-------- PROVIDED RECORDS

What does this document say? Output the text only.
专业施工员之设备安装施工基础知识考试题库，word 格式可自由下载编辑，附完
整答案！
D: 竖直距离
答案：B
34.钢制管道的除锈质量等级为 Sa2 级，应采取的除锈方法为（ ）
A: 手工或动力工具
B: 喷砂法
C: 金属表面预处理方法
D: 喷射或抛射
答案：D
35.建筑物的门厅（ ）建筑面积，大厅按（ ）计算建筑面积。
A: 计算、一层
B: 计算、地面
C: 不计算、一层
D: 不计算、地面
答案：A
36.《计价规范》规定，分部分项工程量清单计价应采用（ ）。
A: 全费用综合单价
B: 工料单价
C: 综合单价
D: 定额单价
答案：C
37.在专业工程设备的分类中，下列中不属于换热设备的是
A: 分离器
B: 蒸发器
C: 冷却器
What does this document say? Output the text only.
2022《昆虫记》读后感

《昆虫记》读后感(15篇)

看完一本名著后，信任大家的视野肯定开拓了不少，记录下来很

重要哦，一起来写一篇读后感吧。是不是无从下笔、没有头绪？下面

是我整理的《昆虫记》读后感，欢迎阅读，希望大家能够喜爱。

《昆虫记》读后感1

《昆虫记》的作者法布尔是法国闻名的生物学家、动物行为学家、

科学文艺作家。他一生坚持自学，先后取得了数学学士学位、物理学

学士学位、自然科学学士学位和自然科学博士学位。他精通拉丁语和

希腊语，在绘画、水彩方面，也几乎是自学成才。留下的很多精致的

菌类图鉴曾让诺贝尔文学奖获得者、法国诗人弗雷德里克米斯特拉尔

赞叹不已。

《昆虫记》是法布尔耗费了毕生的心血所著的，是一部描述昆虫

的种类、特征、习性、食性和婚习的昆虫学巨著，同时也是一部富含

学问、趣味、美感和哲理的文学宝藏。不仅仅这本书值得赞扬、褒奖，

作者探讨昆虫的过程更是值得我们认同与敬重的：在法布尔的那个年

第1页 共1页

----------------

_CHALLENGE_
Repeat the data exactly. Leave nothing out.

_RESULT OF THE TASK_
What does this document say? Output the text only.
专业施工员之设备安装施工基础知识考试题库，word 格式可自由下载编辑，附完
整答案！
D: 竖直距离
答案：B
34.钢制管道的除锈质量等级为 Sa2 级，应采取的除锈方法为（ ）
A: 手工或动力工具
B: 喷砂法
C: 金属表面预处理方法
D: 喷射或抛射
答案：D
35.建筑物的门厅（ ）建筑面积，大厅按（ ）计算建筑面积。
A: 计算、一层
B: 计算、地面
C: 不计算、一层
D: 不计算、地面
答案：A
36.《计价规范》规定，分部分项工程量清单计价应采用（ ）。
A: 全费用综合单价
B: 工料单价
C: 综合单价
D: 定额单价
答案：C
37.在专业工程设备的分类中，下列中不属于换热设备的是
A: 分离器
B: 蒸发器
C: 冷却器
What does this document say? Output the text only.
2022《昆虫记》读后感

《昆虫记》读后感(15篇)

看完一本名著后，信任大家的视野肯定开拓了不少，记录下来很

重要哦，一起来写一篇读后感吧。是不是无从下笔、没有头绪？下面

是我整理的《昆虫记》读后感，欢迎阅读，希望大家能够喜爱。

《昆虫记》读后感1

《昆虫记》的作者法布尔是法国闻名的生物学家、动物行为学家、

科学文艺作家。他一生坚持自学，先后取得了数学学士学位、物理学

学士学位、自然科学学士学位和自然科学博士学位。他精通拉丁语和

希腊语，在绘画、水彩方面，也几乎是自学成才。留下的很多精致的

菌类图鉴曾让诺贝尔文学奖获得者、法国诗人弗雷德里克米斯特拉尔

赞叹不已。

《昆虫记》是法布尔耗费了毕生的心血所著的，是一部描述昆虫

的种类、特征、习性、食性和婚习的昆虫学巨著，同时也是一部富含

学问、趣味、美感和哲理的文学宝藏。不仅仅这本书值得赞扬、褒奖，

作者探讨昆虫的过程更是值得我们认同与敬重的：在法布尔的那个年

第1页 共1页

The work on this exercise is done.